Records to process =>
○ ○ ○ ○
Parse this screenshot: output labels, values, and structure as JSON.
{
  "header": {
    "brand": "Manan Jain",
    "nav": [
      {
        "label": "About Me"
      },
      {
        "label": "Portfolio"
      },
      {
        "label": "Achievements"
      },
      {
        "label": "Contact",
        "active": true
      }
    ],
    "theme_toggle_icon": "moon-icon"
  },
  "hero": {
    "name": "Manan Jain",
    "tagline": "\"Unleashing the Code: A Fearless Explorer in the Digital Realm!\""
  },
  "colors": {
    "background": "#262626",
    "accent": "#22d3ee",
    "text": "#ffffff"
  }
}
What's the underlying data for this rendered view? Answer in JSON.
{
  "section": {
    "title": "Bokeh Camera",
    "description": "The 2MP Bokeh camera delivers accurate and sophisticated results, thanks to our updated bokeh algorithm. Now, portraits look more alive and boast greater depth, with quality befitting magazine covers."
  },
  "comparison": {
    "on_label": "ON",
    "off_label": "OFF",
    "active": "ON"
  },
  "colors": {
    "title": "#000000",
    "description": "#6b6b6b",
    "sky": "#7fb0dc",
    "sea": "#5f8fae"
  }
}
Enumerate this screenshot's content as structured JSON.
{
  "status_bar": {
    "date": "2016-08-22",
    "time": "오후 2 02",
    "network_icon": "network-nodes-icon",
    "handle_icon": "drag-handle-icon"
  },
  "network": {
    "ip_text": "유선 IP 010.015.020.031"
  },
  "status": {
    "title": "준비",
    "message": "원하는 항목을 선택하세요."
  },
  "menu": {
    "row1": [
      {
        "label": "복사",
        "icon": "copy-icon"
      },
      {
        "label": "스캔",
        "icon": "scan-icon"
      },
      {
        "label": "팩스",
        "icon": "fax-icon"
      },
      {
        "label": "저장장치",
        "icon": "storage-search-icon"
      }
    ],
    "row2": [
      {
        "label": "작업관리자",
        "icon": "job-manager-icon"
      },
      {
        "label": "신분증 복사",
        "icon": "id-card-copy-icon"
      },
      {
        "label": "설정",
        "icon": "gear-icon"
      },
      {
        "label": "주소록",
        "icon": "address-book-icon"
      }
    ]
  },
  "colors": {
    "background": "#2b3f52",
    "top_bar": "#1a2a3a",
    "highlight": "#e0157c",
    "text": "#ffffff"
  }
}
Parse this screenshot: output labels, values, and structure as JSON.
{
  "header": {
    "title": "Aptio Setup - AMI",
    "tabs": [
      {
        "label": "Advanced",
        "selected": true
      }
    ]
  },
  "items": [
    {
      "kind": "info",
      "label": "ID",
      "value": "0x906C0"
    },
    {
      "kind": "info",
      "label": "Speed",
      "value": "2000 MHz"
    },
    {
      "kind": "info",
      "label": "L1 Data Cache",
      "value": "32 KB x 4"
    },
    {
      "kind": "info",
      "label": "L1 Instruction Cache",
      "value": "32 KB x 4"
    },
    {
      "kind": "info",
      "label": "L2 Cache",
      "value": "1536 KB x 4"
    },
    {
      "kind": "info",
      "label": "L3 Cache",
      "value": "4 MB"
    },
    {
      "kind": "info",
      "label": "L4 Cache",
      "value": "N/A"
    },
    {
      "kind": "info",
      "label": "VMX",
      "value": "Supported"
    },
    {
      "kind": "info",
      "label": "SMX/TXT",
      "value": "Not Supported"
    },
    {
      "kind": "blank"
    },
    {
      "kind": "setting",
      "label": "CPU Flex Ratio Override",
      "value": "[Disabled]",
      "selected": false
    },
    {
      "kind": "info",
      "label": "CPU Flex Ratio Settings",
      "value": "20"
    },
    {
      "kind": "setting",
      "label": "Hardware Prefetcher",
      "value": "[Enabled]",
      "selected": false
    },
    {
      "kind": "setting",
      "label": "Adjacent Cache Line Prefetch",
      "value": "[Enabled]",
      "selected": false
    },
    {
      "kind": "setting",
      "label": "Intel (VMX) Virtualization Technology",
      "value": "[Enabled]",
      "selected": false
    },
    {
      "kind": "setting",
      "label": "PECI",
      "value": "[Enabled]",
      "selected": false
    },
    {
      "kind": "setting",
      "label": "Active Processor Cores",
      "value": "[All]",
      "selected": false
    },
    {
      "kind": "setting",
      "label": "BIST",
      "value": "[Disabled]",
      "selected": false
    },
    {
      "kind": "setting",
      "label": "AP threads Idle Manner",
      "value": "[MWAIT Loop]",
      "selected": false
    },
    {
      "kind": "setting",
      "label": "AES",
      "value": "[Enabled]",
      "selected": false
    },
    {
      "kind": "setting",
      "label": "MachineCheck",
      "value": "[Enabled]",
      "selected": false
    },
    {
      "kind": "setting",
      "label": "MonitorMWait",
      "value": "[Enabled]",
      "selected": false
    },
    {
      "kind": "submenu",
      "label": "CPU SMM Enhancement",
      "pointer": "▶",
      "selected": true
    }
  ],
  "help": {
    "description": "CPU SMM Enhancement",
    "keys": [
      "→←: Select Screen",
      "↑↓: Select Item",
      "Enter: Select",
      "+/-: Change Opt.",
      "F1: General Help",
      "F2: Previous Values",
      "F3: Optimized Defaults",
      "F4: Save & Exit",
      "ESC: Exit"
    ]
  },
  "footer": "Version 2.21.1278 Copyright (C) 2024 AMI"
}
○ ○ ○ ○
What is expected => Every record above must be duplicated exactly.

The output =>
Parse this screenshot: output labels, values, and structure as JSON.
{
  "header": {
    "brand": "Manan Jain",
    "nav": [
      {
        "label": "About Me"
      },
      {
        "label": "Portfolio"
      },
      {
        "label": "Achievements"
      },
      {
        "label": "Contact",
        "active": true
      }
    ],
    "theme_toggle_icon": "moon-icon"
  },
  "hero": {
    "name": "Manan Jain",
    "tagline": "\"Unleashing the Code: A Fearless Explorer in the Digital Realm!\""
  },
  "colors": {
    "background": "#262626",
    "accent": "#22d3ee",
    "text": "#ffffff"
  }
}
What's the underlying data for this rendered view? Answer in JSON.
{
  "section": {
    "title": "Bokeh Camera",
    "description": "The 2MP Bokeh camera delivers accurate and sophisticated results, thanks to our updated bokeh algorithm. Now, portraits look more alive and boast greater depth, with quality befitting magazine covers."
  },
  "comparison": {
    "on_label": "ON",
    "off_label": "OFF",
    "active": "ON"
  },
  "colors": {
    "title": "#000000",
    "description": "#6b6b6b",
    "sky": "#7fb0dc",
    "sea": "#5f8fae"
  }
}
Enumerate this screenshot's content as structured JSON.
{
  "status_bar": {
    "date": "2016-08-22",
    "time": "오후 2 02",
    "network_icon": "network-nodes-icon",
    "handle_icon": "drag-handle-icon"
  },
  "network": {
    "ip_text": "유선 IP 010.015.020.031"
  },
  "status": {
    "title": "준비",
    "message": "원하는 항목을 선택하세요."
  },
  "menu": {
    "row1": [
      {
        "label": "복사",
        "icon": "copy-icon"
      },
      {
        "label": "스캔",
        "icon": "scan-icon"
      },
      {
        "label": "팩스",
        "icon": "fax-icon"
      },
      {
        "label": "저장장치",
        "icon": "storage-search-icon"
      }
    ],
    "row2": [
      {
        "label": "작업관리자",
        "icon": "job-manager-icon"
      },
      {
        "label": "신분증 복사",
        "icon": "id-card-copy-icon"
      },
      {
        "label": "설정",
        "icon": "gear-icon"
      },
      {
        "label": "주소록",
        "icon": "address-book-icon"
      }
    ]
  },
  "colors": {
    "background": "#2b3f52",
    "top_bar": "#1a2a3a",
    "highlight": "#e0157c",
    "text": "#ffffff"
  }
}
Parse this screenshot: output labels, values, and structure as JSON.
{
  "header": {
    "title": "Aptio Setup - AMI",
    "tabs": [
      {
        "label": "Advanced",
        "selected": true
      }
    ]
  },
  "items": [
    {
      "kind": "info",
      "label": "ID",
      "value": "0x906C0"
    },
    {
      "kind": "info",
      "label": "Speed",
      "value": "2000 MHz"
    },
    {
      "kind": "info",
      "label": "L1 Data Cache",
      "value": "32 KB x 4"
    },
    {
      "kind": "info",
      "label": "L1 Instruction Cache",
      "value": "32 KB x 4"
    },
    {
      "kind": "info",
      "label": "L2 Cache",
      "value": "1536 KB x 4"
    },
    {
      "kind": "info",
      "label": "L3 Cache",
      "value": "4 MB"
    },
    {
      "kind": "info",
      "label": "L4 Cache",
      "value": "N/A"
    },
    {
      "kind": "info",
      "label": "VMX",
      "value": "Supported"
    },
    {
      "kind": "info",
      "label": "SMX/TXT",
      "value": "Not Supported"
    },
    {
      "kind": "blank"
    },
    {
      "kind": "setting",
      "label": "CPU Flex Ratio Override",
      "value": "[Disabled]",
      "selected": false
    },
    {
      "kind": "info",
      "label": "CPU Flex Ratio Settings",
      "value": "20"
    },
    {
      "kind": "setting",
      "label": "Hardware Prefetcher",
      "value": "[Enabled]",
      "selected": false
    },
    {
      "kind": "setting",
      "label": "Adjacent Cache Line Prefetch",
      "value": "[Enabled]",
      "selected": false
    },
    {
      "kind": "setting",
      "label": "Intel (VMX) Virtualization Technology",
      "value": "[Enabled]",
      "selected": false
    },
    {
      "kind": "setting",
      "label": "PECI",
      "value": "[Enabled]",
      "selected": false
    },
    {
      "kind": "setting",
      "label": "Active Processor Cores",
      "value": "[All]",
      "selected": false
    },
    {
      "kind": "setting",
      "label": "BIST",
      "value": "[Disabled]",
      "selected": false
    },
    {
      "kind": "setting",
      "label": "AP threads Idle Manner",
      "value": "[MWAIT Loop]",
      "selected": false
    },
    {
      "kind": "setting",
      "label": "AES",
      "value": "[Enabled]",
      "selected": false
    },
    {
      "kind": "setting",
      "label": "MachineCheck",
      "value": "[Enabled]",
      "selected": false
    },
    {
      "kind": "setting",
      "label": "MonitorMWait",
      "value": "[Enabled]",
      "selected": false
    },
    {
      "kind": "submenu",
      "label": "CPU SMM Enhancement",
      "pointer": "▶",
      "selected": true
    }
  ],
  "help": {
    "description": "CPU SMM Enhancement",
    "keys": [
      "→←: Select Screen",
      "↑↓: Select Item",
      "Enter: Select",
      "+/-: Change Opt.",
      "F1: General Help",
      "F2: Previous Values",
      "F3: Optimized Defaults",
      "F4: Save & Exit",
      "ESC: Exit"
    ]
  },
  "footer": "Version 2.21.1278 Copyright (C) 2024 AMI"
}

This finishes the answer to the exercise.